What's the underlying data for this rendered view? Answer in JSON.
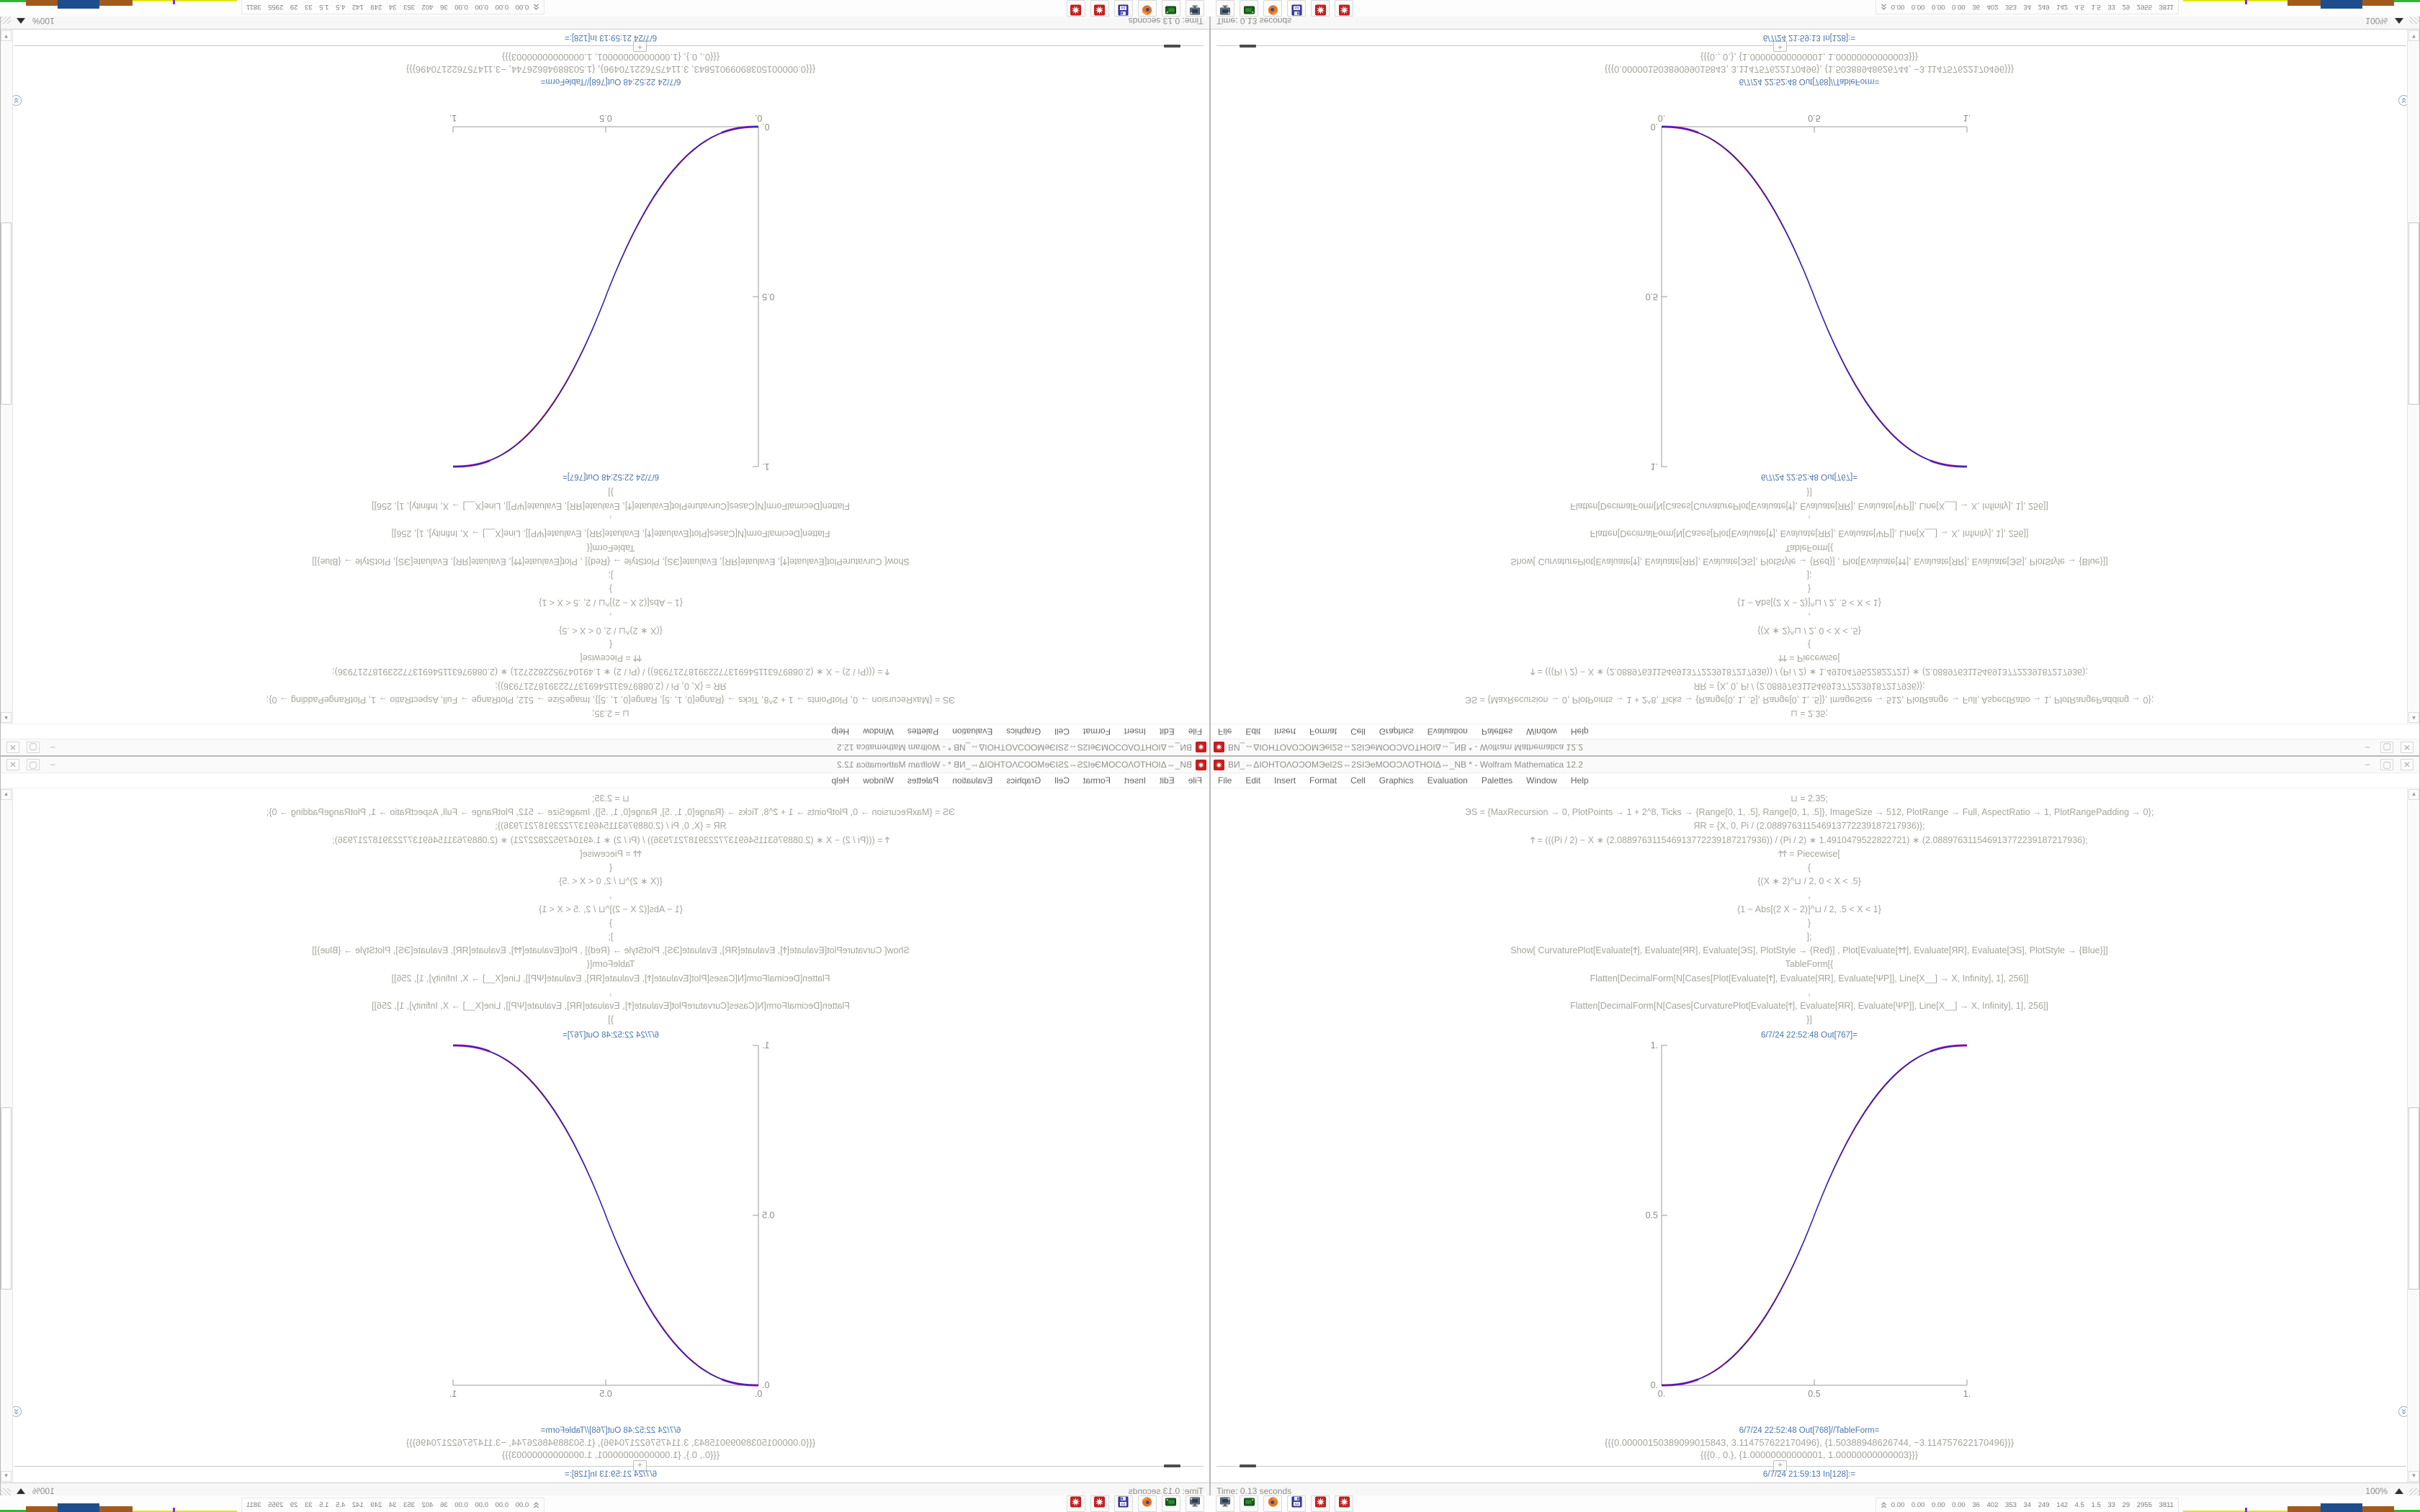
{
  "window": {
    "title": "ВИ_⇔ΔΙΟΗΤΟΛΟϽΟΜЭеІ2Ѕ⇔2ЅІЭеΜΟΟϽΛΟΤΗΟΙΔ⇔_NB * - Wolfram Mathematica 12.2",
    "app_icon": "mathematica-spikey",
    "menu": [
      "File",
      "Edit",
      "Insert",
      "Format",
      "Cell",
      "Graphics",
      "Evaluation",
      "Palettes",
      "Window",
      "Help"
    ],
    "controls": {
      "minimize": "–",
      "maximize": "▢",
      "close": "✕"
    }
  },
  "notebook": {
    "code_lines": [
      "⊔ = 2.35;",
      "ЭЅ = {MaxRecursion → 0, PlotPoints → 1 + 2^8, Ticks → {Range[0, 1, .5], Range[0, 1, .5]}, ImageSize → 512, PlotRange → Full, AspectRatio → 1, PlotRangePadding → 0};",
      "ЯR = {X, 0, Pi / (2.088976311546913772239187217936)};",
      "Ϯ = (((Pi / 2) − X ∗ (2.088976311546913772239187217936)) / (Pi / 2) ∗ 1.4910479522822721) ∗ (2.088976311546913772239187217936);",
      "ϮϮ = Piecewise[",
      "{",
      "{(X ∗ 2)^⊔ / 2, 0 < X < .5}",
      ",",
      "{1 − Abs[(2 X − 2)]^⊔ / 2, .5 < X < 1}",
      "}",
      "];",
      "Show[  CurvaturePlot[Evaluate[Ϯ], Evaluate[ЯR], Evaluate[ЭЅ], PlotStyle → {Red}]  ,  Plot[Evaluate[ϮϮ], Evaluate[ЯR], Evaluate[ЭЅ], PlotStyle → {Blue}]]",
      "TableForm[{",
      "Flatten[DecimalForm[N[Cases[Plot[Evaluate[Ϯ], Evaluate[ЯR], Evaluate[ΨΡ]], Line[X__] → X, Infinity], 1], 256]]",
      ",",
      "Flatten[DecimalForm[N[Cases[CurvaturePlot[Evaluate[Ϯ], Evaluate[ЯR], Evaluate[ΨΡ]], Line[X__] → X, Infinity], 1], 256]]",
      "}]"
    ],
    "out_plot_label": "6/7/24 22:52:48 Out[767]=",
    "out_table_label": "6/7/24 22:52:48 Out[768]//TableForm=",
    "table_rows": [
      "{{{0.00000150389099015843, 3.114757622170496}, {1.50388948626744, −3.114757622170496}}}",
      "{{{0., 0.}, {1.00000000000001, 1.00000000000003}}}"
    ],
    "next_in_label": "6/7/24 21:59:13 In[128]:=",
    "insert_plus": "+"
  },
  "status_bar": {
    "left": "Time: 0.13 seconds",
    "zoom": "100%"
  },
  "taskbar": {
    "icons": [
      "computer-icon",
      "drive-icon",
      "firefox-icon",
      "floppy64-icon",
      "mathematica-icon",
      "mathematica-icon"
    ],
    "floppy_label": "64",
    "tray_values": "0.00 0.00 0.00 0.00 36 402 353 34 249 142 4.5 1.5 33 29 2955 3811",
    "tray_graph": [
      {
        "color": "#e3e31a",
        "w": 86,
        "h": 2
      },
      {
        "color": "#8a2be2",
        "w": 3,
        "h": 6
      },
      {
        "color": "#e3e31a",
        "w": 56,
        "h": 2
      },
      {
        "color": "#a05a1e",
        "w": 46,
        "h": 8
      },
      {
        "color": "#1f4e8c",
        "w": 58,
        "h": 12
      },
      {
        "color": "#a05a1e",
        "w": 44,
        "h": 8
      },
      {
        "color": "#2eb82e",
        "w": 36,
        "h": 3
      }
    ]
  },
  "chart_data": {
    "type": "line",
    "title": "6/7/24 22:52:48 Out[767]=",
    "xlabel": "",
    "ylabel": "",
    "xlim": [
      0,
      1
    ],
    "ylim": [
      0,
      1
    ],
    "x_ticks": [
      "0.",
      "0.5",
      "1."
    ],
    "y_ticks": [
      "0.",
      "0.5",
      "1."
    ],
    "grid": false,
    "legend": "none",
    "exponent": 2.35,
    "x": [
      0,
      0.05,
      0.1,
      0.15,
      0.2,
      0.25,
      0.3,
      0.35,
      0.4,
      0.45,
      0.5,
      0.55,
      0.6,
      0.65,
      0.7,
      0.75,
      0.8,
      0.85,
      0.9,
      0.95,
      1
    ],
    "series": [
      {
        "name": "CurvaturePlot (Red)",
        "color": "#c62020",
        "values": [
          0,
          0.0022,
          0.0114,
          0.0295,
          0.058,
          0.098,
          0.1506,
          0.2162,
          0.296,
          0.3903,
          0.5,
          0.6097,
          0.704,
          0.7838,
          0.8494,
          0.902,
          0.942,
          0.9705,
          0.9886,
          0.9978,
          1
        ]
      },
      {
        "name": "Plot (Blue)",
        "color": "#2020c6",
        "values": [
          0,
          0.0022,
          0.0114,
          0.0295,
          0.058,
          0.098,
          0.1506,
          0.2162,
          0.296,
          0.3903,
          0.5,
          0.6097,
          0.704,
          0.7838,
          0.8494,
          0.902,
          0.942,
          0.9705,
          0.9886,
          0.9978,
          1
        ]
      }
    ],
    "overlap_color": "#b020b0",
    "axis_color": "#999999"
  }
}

________________________

» Request:
Return the listing above word for word, with the pictures removed.

» Full output:
What's the underlying data for this rendered view? Answer in JSON.
{
  "window": {
    "title": "ВИ_⇔ΔΙΟΗΤΟΛΟϽΟΜЭеІ2Ѕ⇔2ЅІЭеΜΟΟϽΛΟΤΗΟΙΔ⇔_NB * - Wolfram Mathematica 12.2",
    "app_icon": "mathematica-spikey",
    "menu": [
      "File",
      "Edit",
      "Insert",
      "Format",
      "Cell",
      "Graphics",
      "Evaluation",
      "Palettes",
      "Window",
      "Help"
    ],
    "controls": {
      "minimize": "–",
      "maximize": "▢",
      "close": "✕"
    }
  },
  "notebook": {
    "code_lines": [
      "⊔ = 2.35;",
      "ЭЅ = {MaxRecursion → 0, PlotPoints → 1 + 2^8, Ticks → {Range[0, 1, .5], Range[0, 1, .5]}, ImageSize → 512, PlotRange → Full, AspectRatio → 1, PlotRangePadding → 0};",
      "ЯR = {X, 0, Pi / (2.088976311546913772239187217936)};",
      "Ϯ = (((Pi / 2) − X ∗ (2.088976311546913772239187217936)) / (Pi / 2) ∗ 1.4910479522822721) ∗ (2.088976311546913772239187217936);",
      "ϮϮ = Piecewise[",
      "{",
      "{(X ∗ 2)^⊔ / 2, 0 < X < .5}",
      ",",
      "{1 − Abs[(2 X − 2)]^⊔ / 2, .5 < X < 1}",
      "}",
      "];",
      "Show[  CurvaturePlot[Evaluate[Ϯ], Evaluate[ЯR], Evaluate[ЭЅ], PlotStyle → {Red}]  ,  Plot[Evaluate[ϮϮ], Evaluate[ЯR], Evaluate[ЭЅ], PlotStyle → {Blue}]]",
      "TableForm[{",
      "Flatten[DecimalForm[N[Cases[Plot[Evaluate[Ϯ], Evaluate[ЯR], Evaluate[ΨΡ]], Line[X__] → X, Infinity], 1], 256]]",
      ",",
      "Flatten[DecimalForm[N[Cases[CurvaturePlot[Evaluate[Ϯ], Evaluate[ЯR], Evaluate[ΨΡ]], Line[X__] → X, Infinity], 1], 256]]",
      "}]"
    ],
    "out_plot_label": "6/7/24 22:52:48 Out[767]=",
    "out_table_label": "6/7/24 22:52:48 Out[768]//TableForm=",
    "table_rows": [
      "{{{0.00000150389099015843, 3.114757622170496}, {1.50388948626744, −3.114757622170496}}}",
      "{{{0., 0.}, {1.00000000000001, 1.00000000000003}}}"
    ],
    "next_in_label": "6/7/24 21:59:13 In[128]:=",
    "insert_plus": "+"
  },
  "status_bar": {
    "left": "Time: 0.13 seconds",
    "zoom": "100%"
  },
  "taskbar": {
    "icons": [
      "computer-icon",
      "drive-icon",
      "firefox-icon",
      "floppy64-icon",
      "mathematica-icon",
      "mathematica-icon"
    ],
    "floppy_label": "64",
    "tray_values": "0.00 0.00 0.00 0.00 36 402 353 34 249 142 4.5 1.5 33 29 2955 3811",
    "tray_graph": [
      {
        "color": "#e3e31a",
        "w": 86,
        "h": 2
      },
      {
        "color": "#8a2be2",
        "w": 3,
        "h": 6
      },
      {
        "color": "#e3e31a",
        "w": 56,
        "h": 2
      },
      {
        "color": "#a05a1e",
        "w": 46,
        "h": 8
      },
      {
        "color": "#1f4e8c",
        "w": 58,
        "h": 12
      },
      {
        "color": "#a05a1e",
        "w": 44,
        "h": 8
      },
      {
        "color": "#2eb82e",
        "w": 36,
        "h": 3
      }
    ]
  },
  "chart_data": {
    "type": "line",
    "title": "6/7/24 22:52:48 Out[767]=",
    "xlabel": "",
    "ylabel": "",
    "xlim": [
      0,
      1
    ],
    "ylim": [
      0,
      1
    ],
    "x_ticks": [
      "0.",
      "0.5",
      "1."
    ],
    "y_ticks": [
      "0.",
      "0.5",
      "1."
    ],
    "grid": false,
    "legend": "none",
    "exponent": 2.35,
    "x": [
      0,
      0.05,
      0.1,
      0.15,
      0.2,
      0.25,
      0.3,
      0.35,
      0.4,
      0.45,
      0.5,
      0.55,
      0.6,
      0.65,
      0.7,
      0.75,
      0.8,
      0.85,
      0.9,
      0.95,
      1
    ],
    "series": [
      {
        "name": "CurvaturePlot (Red)",
        "color": "#c62020",
        "values": [
          0,
          0.0022,
          0.0114,
          0.0295,
          0.058,
          0.098,
          0.1506,
          0.2162,
          0.296,
          0.3903,
          0.5,
          0.6097,
          0.704,
          0.7838,
          0.8494,
          0.902,
          0.942,
          0.9705,
          0.9886,
          0.9978,
          1
        ]
      },
      {
        "name": "Plot (Blue)",
        "color": "#2020c6",
        "values": [
          0,
          0.0022,
          0.0114,
          0.0295,
          0.058,
          0.098,
          0.1506,
          0.2162,
          0.296,
          0.3903,
          0.5,
          0.6097,
          0.704,
          0.7838,
          0.8494,
          0.902,
          0.942,
          0.9705,
          0.9886,
          0.9978,
          1
        ]
      }
    ],
    "overlap_color": "#b020b0",
    "axis_color": "#999999"
  }
}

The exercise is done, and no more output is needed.